_Records for this exercise_.
-=-=-

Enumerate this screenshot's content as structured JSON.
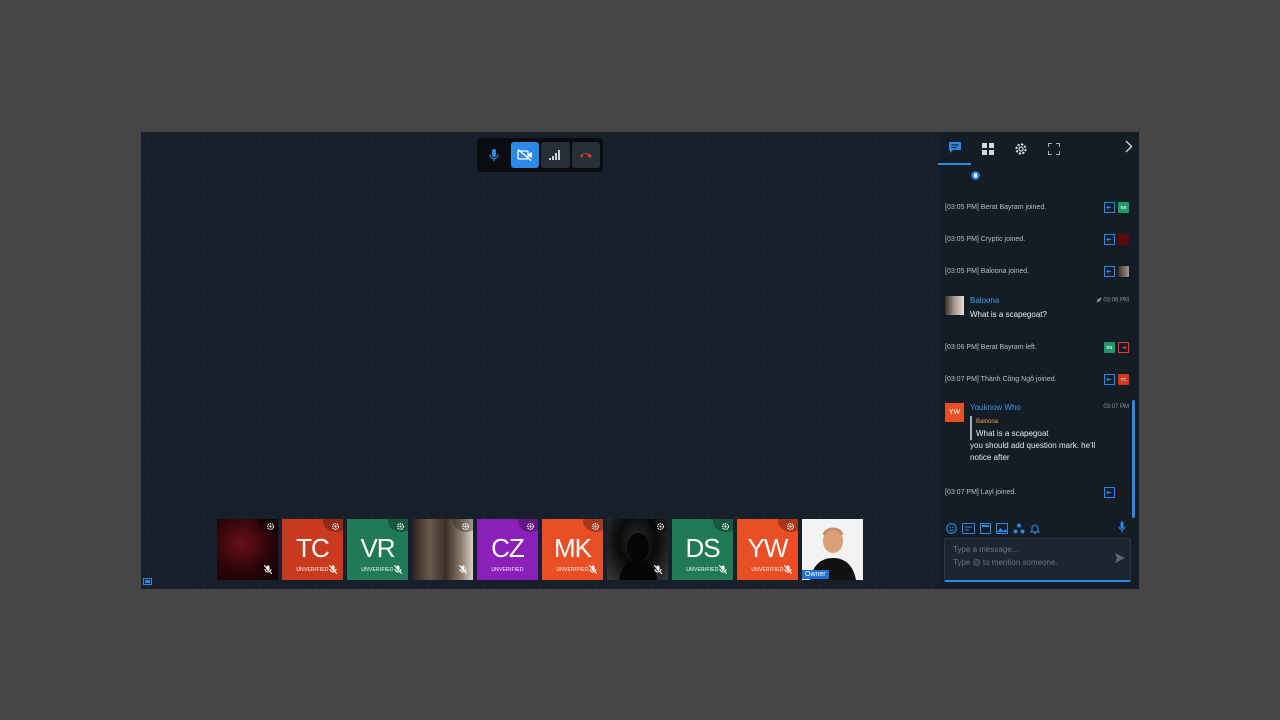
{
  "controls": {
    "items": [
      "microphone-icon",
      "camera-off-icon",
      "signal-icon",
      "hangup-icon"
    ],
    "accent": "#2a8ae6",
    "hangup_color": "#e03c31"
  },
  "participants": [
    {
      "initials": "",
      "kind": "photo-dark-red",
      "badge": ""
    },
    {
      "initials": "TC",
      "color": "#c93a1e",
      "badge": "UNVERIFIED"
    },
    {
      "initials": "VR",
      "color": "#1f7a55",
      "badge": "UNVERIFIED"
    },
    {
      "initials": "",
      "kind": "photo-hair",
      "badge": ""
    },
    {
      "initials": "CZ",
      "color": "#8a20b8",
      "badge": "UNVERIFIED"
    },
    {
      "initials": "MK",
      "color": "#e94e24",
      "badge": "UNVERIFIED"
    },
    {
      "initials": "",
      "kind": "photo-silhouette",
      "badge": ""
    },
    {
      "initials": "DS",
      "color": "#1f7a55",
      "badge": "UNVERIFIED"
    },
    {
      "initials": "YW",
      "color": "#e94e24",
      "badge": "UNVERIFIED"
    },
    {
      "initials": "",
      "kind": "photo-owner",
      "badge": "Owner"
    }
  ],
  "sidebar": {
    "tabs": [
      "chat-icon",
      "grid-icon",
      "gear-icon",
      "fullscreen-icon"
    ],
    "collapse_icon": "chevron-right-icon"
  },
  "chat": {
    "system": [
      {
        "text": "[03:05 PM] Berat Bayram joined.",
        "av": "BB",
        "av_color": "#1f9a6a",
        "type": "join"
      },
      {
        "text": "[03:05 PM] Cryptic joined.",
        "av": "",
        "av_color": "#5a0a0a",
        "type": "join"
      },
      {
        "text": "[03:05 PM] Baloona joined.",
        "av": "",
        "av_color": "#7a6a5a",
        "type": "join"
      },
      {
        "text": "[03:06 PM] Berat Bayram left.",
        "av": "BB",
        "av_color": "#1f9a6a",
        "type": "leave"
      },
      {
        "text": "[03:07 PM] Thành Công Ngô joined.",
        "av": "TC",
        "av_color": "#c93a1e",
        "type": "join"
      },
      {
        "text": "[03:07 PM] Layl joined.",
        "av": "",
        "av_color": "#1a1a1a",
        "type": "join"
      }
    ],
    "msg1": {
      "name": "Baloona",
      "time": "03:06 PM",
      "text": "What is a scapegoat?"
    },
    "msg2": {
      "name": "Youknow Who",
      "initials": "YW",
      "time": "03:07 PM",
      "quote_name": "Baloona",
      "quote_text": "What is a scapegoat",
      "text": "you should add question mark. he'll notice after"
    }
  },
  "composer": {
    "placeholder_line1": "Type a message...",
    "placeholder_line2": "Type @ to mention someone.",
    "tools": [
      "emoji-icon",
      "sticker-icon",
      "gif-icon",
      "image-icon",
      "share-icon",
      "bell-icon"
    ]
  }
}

-=-=-

Except for the pictures, reproduce every line exactly.

Enumerate this screenshot's content as structured JSON.
{
  "controls": {
    "items": [
      "microphone-icon",
      "camera-off-icon",
      "signal-icon",
      "hangup-icon"
    ],
    "accent": "#2a8ae6",
    "hangup_color": "#e03c31"
  },
  "participants": [
    {
      "initials": "",
      "kind": "photo-dark-red",
      "badge": ""
    },
    {
      "initials": "TC",
      "color": "#c93a1e",
      "badge": "UNVERIFIED"
    },
    {
      "initials": "VR",
      "color": "#1f7a55",
      "badge": "UNVERIFIED"
    },
    {
      "initials": "",
      "kind": "photo-hair",
      "badge": ""
    },
    {
      "initials": "CZ",
      "color": "#8a20b8",
      "badge": "UNVERIFIED"
    },
    {
      "initials": "MK",
      "color": "#e94e24",
      "badge": "UNVERIFIED"
    },
    {
      "initials": "",
      "kind": "photo-silhouette",
      "badge": ""
    },
    {
      "initials": "DS",
      "color": "#1f7a55",
      "badge": "UNVERIFIED"
    },
    {
      "initials": "YW",
      "color": "#e94e24",
      "badge": "UNVERIFIED"
    },
    {
      "initials": "",
      "kind": "photo-owner",
      "badge": "Owner"
    }
  ],
  "sidebar": {
    "tabs": [
      "chat-icon",
      "grid-icon",
      "gear-icon",
      "fullscreen-icon"
    ],
    "collapse_icon": "chevron-right-icon"
  },
  "chat": {
    "system": [
      {
        "text": "[03:05 PM] Berat Bayram joined.",
        "av": "BB",
        "av_color": "#1f9a6a",
        "type": "join"
      },
      {
        "text": "[03:05 PM] Cryptic joined.",
        "av": "",
        "av_color": "#5a0a0a",
        "type": "join"
      },
      {
        "text": "[03:05 PM] Baloona joined.",
        "av": "",
        "av_color": "#7a6a5a",
        "type": "join"
      },
      {
        "text": "[03:06 PM] Berat Bayram left.",
        "av": "BB",
        "av_color": "#1f9a6a",
        "type": "leave"
      },
      {
        "text": "[03:07 PM] Thành Công Ngô joined.",
        "av": "TC",
        "av_color": "#c93a1e",
        "type": "join"
      },
      {
        "text": "[03:07 PM] Layl joined.",
        "av": "",
        "av_color": "#1a1a1a",
        "type": "join"
      }
    ],
    "msg1": {
      "name": "Baloona",
      "time": "03:06 PM",
      "text": "What is a scapegoat?"
    },
    "msg2": {
      "name": "Youknow Who",
      "initials": "YW",
      "time": "03:07 PM",
      "quote_name": "Baloona",
      "quote_text": "What is a scapegoat",
      "text": "you should add question mark. he'll notice after"
    }
  },
  "composer": {
    "placeholder_line1": "Type a message...",
    "placeholder_line2": "Type @ to mention someone.",
    "tools": [
      "emoji-icon",
      "sticker-icon",
      "gif-icon",
      "image-icon",
      "share-icon",
      "bell-icon"
    ]
  }
}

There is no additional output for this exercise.